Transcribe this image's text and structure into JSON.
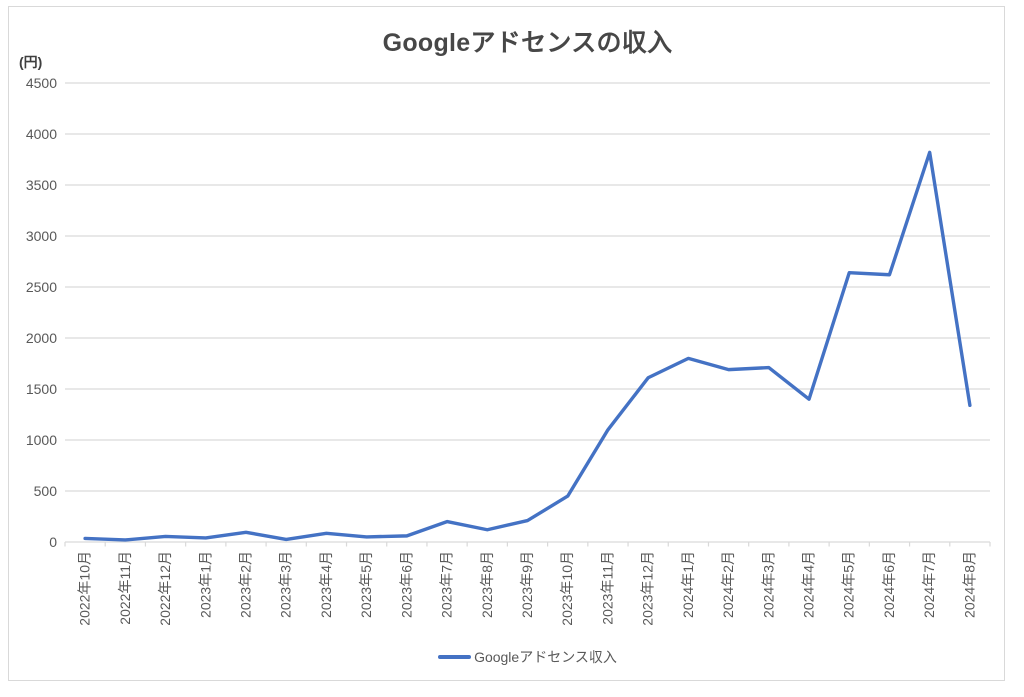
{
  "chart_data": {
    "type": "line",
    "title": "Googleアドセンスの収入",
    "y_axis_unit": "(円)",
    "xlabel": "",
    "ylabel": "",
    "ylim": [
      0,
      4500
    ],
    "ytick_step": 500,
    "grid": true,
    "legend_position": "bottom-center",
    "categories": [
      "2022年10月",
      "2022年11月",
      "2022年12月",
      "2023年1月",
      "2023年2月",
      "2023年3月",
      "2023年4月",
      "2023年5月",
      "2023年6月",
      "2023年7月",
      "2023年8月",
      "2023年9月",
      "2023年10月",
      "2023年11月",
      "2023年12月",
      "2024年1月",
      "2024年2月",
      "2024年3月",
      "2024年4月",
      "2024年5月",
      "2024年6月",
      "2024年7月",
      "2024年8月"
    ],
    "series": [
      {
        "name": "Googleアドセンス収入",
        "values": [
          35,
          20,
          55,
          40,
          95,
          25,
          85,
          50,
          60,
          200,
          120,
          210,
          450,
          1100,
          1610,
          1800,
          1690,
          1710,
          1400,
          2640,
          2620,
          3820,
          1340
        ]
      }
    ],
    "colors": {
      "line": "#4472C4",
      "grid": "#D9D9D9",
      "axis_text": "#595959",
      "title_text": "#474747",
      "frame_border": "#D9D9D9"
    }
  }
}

· · · · ·

- [The request]:
Omit each picture, then return all of the listing exactly as it stands.

- [Written answer]:
Transcribe this image's text and structure into JSON.
{
  "chart_data": {
    "type": "line",
    "title": "Googleアドセンスの収入",
    "y_axis_unit": "(円)",
    "xlabel": "",
    "ylabel": "",
    "ylim": [
      0,
      4500
    ],
    "ytick_step": 500,
    "grid": true,
    "legend_position": "bottom-center",
    "categories": [
      "2022年10月",
      "2022年11月",
      "2022年12月",
      "2023年1月",
      "2023年2月",
      "2023年3月",
      "2023年4月",
      "2023年5月",
      "2023年6月",
      "2023年7月",
      "2023年8月",
      "2023年9月",
      "2023年10月",
      "2023年11月",
      "2023年12月",
      "2024年1月",
      "2024年2月",
      "2024年3月",
      "2024年4月",
      "2024年5月",
      "2024年6月",
      "2024年7月",
      "2024年8月"
    ],
    "series": [
      {
        "name": "Googleアドセンス収入",
        "values": [
          35,
          20,
          55,
          40,
          95,
          25,
          85,
          50,
          60,
          200,
          120,
          210,
          450,
          1100,
          1610,
          1800,
          1690,
          1710,
          1400,
          2640,
          2620,
          3820,
          1340
        ]
      }
    ],
    "colors": {
      "line": "#4472C4",
      "grid": "#D9D9D9",
      "axis_text": "#595959",
      "title_text": "#474747",
      "frame_border": "#D9D9D9"
    }
  }
}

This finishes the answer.